Prompt: Find and return each line containing "curve".

# # #

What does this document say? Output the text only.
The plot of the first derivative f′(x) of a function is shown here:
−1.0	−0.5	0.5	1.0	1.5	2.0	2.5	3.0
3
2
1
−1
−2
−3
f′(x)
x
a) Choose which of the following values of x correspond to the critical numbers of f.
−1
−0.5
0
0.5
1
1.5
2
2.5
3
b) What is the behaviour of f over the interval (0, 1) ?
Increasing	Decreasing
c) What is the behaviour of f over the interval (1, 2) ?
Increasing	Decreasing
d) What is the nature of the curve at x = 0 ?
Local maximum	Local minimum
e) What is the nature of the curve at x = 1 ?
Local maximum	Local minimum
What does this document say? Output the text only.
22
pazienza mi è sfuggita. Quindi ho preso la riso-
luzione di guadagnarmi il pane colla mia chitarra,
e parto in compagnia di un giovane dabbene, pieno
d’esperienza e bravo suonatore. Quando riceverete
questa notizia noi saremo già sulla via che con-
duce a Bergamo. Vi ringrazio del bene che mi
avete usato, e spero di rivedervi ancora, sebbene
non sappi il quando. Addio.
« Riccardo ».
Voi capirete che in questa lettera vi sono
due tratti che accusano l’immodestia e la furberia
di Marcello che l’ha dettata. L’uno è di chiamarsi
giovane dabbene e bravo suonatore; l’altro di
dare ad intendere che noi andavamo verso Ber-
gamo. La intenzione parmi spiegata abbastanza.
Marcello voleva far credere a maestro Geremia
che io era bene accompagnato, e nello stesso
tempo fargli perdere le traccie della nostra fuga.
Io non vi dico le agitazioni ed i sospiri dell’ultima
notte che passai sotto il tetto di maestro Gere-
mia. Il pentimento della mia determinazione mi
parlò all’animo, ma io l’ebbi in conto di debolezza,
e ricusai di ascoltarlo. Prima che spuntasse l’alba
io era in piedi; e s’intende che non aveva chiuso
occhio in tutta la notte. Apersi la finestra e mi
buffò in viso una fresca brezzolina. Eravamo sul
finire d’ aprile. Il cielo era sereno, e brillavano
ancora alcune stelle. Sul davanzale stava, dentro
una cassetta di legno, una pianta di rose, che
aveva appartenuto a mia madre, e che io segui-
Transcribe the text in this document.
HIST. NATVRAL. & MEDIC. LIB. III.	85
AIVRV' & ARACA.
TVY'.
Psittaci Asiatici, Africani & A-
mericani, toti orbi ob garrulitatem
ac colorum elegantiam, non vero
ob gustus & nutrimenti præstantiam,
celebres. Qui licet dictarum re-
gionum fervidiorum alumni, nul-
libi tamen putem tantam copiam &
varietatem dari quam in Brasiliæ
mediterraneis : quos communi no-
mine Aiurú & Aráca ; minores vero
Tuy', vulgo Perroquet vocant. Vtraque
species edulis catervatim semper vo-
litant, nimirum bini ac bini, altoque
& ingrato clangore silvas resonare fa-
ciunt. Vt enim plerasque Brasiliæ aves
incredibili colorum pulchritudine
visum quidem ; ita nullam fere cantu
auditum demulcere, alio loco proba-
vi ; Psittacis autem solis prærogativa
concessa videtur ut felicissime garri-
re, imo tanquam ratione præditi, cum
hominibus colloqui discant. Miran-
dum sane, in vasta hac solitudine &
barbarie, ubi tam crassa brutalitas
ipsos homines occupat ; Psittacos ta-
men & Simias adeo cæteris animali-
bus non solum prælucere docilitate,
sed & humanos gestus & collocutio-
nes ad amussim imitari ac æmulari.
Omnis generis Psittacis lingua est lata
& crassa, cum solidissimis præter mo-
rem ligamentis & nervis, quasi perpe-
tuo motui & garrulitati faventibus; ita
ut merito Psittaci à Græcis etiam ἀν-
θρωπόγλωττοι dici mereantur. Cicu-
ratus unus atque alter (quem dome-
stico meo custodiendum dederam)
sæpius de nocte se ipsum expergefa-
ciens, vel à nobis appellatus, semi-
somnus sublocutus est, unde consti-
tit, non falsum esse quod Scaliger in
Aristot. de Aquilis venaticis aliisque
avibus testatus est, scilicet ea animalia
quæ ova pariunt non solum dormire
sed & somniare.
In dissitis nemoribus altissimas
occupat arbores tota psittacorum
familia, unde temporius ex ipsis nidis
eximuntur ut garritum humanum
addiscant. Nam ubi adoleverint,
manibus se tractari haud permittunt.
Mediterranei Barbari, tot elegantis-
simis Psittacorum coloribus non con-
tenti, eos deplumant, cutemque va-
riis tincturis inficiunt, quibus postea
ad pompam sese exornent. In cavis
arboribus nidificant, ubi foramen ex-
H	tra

# # #

Solution for this problem:
d) What is the nature of the curve at x = 0 ?
e) What is the nature of the curve at x = 1 ?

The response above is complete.